>> begin

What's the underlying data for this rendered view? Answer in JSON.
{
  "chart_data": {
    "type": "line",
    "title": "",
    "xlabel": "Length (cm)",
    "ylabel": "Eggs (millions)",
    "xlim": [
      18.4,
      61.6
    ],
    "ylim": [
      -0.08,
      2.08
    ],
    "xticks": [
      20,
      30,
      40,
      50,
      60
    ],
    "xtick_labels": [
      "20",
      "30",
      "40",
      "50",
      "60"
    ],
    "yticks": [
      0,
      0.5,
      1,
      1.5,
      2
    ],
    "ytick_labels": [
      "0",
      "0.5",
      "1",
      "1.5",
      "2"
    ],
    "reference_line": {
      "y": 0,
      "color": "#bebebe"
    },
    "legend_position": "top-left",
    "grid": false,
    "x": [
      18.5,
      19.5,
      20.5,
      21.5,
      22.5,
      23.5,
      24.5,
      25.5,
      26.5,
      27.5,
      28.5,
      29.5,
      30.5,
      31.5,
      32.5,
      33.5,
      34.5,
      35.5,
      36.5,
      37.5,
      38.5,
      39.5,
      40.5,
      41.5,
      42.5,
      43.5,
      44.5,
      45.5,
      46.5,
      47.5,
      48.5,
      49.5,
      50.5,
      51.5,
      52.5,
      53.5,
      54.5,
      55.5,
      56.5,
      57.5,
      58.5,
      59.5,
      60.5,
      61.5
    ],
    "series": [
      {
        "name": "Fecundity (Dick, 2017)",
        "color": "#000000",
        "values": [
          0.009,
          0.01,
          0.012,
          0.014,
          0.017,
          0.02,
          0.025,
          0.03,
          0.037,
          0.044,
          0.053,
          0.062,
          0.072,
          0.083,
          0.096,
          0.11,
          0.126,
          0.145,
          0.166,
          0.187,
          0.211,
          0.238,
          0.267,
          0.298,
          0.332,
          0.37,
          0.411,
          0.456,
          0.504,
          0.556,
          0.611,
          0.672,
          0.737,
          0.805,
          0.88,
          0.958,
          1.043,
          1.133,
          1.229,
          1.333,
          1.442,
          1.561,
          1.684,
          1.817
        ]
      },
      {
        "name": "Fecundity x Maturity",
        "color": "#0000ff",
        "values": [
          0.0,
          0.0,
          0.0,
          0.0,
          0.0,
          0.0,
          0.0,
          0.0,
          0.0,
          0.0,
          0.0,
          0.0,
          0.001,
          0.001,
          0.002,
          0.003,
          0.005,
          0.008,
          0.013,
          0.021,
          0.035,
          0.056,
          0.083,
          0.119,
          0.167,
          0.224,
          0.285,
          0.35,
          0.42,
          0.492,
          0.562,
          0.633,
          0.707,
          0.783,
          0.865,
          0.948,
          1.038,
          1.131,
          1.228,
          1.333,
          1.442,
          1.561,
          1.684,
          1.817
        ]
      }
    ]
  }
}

>> end

* _SET TASK_: Exactly reproduce all of the entries above.

* _SOLUTION FOR THIS TASK_:
What's the underlying data for this rendered view? Answer in JSON.
{
  "chart_data": {
    "type": "line",
    "title": "",
    "xlabel": "Length (cm)",
    "ylabel": "Eggs (millions)",
    "xlim": [
      18.4,
      61.6
    ],
    "ylim": [
      -0.08,
      2.08
    ],
    "xticks": [
      20,
      30,
      40,
      50,
      60
    ],
    "xtick_labels": [
      "20",
      "30",
      "40",
      "50",
      "60"
    ],
    "yticks": [
      0,
      0.5,
      1,
      1.5,
      2
    ],
    "ytick_labels": [
      "0",
      "0.5",
      "1",
      "1.5",
      "2"
    ],
    "reference_line": {
      "y": 0,
      "color": "#bebebe"
    },
    "legend_position": "top-left",
    "grid": false,
    "x": [
      18.5,
      19.5,
      20.5,
      21.5,
      22.5,
      23.5,
      24.5,
      25.5,
      26.5,
      27.5,
      28.5,
      29.5,
      30.5,
      31.5,
      32.5,
      33.5,
      34.5,
      35.5,
      36.5,
      37.5,
      38.5,
      39.5,
      40.5,
      41.5,
      42.5,
      43.5,
      44.5,
      45.5,
      46.5,
      47.5,
      48.5,
      49.5,
      50.5,
      51.5,
      52.5,
      53.5,
      54.5,
      55.5,
      56.5,
      57.5,
      58.5,
      59.5,
      60.5,
      61.5
    ],
    "series": [
      {
        "name": "Fecundity (Dick, 2017)",
        "color": "#000000",
        "values": [
          0.009,
          0.01,
          0.012,
          0.014,
          0.017,
          0.02,
          0.025,
          0.03,
          0.037,
          0.044,
          0.053,
          0.062,
          0.072,
          0.083,
          0.096,
          0.11,
          0.126,
          0.145,
          0.166,
          0.187,
          0.211,
          0.238,
          0.267,
          0.298,
          0.332,
          0.37,
          0.411,
          0.456,
          0.504,
          0.556,
          0.611,
          0.672,
          0.737,
          0.805,
          0.88,
          0.958,
          1.043,
          1.133,
          1.229,
          1.333,
          1.442,
          1.561,
          1.684,
          1.817
        ]
      },
      {
        "name": "Fecundity x Maturity",
        "color": "#0000ff",
        "values": [
          0.0,
          0.0,
          0.0,
          0.0,
          0.0,
          0.0,
          0.0,
          0.0,
          0.0,
          0.0,
          0.0,
          0.0,
          0.001,
          0.001,
          0.002,
          0.003,
          0.005,
          0.008,
          0.013,
          0.021,
          0.035,
          0.056,
          0.083,
          0.119,
          0.167,
          0.224,
          0.285,
          0.35,
          0.42,
          0.492,
          0.562,
          0.633,
          0.707,
          0.783,
          0.865,
          0.948,
          1.038,
          1.131,
          1.228,
          1.333,
          1.442,
          1.561,
          1.684,
          1.817
        ]
      }
    ]
  }
}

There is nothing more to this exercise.